Problem -
Transcribe the records below in full; pictures stay out of the copy.

## START Material provided

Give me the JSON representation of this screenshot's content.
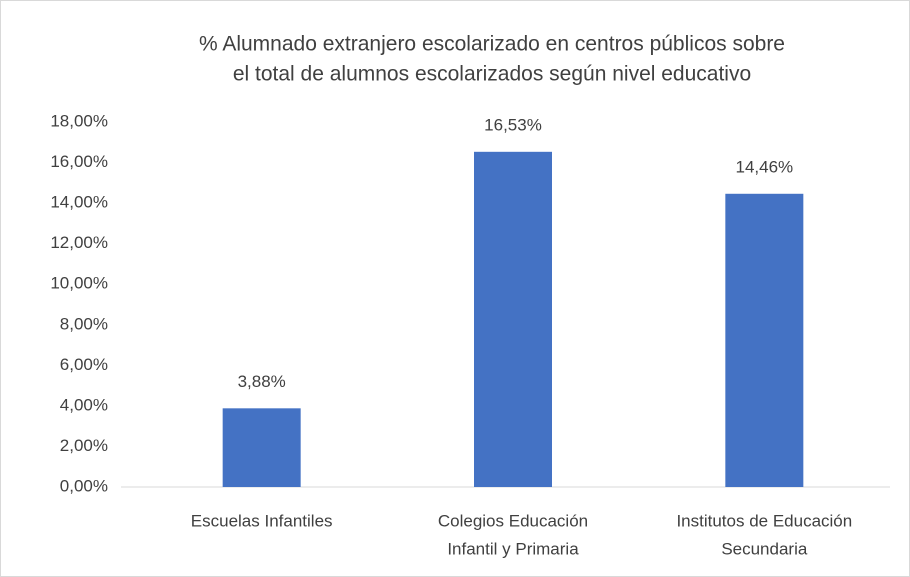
{
  "chart_data": {
    "type": "bar",
    "title": [
      "% Alumnado extranjero escolarizado en centros públicos sobre",
      "el total de alumnos escolarizados según nivel educativo"
    ],
    "categories": [
      [
        "Escuelas Infantiles"
      ],
      [
        "Colegios Educación",
        "Infantil y Primaria"
      ],
      [
        "Institutos de Educación",
        "Secundaria"
      ]
    ],
    "values": [
      3.88,
      16.53,
      14.46
    ],
    "value_labels": [
      "3,88%",
      "16,53%",
      "14,46%"
    ],
    "color": "#4472c4",
    "ylim": [
      0,
      18
    ],
    "yticks": [
      {
        "value": 0,
        "label": "0,00%"
      },
      {
        "value": 2,
        "label": "2,00%"
      },
      {
        "value": 4,
        "label": "4,00%"
      },
      {
        "value": 6,
        "label": "6,00%"
      },
      {
        "value": 8,
        "label": "8,00%"
      },
      {
        "value": 10,
        "label": "10,00%"
      },
      {
        "value": 12,
        "label": "12,00%"
      },
      {
        "value": 14,
        "label": "14,00%"
      },
      {
        "value": 16,
        "label": "16,00%"
      },
      {
        "value": 18,
        "label": "18,00%"
      }
    ],
    "grid": false
  }
}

## END Material provided

Answer -
Give me the JSON representation of this screenshot's content.
{
  "chart_data": {
    "type": "bar",
    "title": [
      "% Alumnado extranjero escolarizado en centros públicos sobre",
      "el total de alumnos escolarizados según nivel educativo"
    ],
    "categories": [
      [
        "Escuelas Infantiles"
      ],
      [
        "Colegios Educación",
        "Infantil y Primaria"
      ],
      [
        "Institutos de Educación",
        "Secundaria"
      ]
    ],
    "values": [
      3.88,
      16.53,
      14.46
    ],
    "value_labels": [
      "3,88%",
      "16,53%",
      "14,46%"
    ],
    "color": "#4472c4",
    "ylim": [
      0,
      18
    ],
    "yticks": [
      {
        "value": 0,
        "label": "0,00%"
      },
      {
        "value": 2,
        "label": "2,00%"
      },
      {
        "value": 4,
        "label": "4,00%"
      },
      {
        "value": 6,
        "label": "6,00%"
      },
      {
        "value": 8,
        "label": "8,00%"
      },
      {
        "value": 10,
        "label": "10,00%"
      },
      {
        "value": 12,
        "label": "12,00%"
      },
      {
        "value": 14,
        "label": "14,00%"
      },
      {
        "value": 16,
        "label": "16,00%"
      },
      {
        "value": 18,
        "label": "18,00%"
      }
    ],
    "grid": false
  }
}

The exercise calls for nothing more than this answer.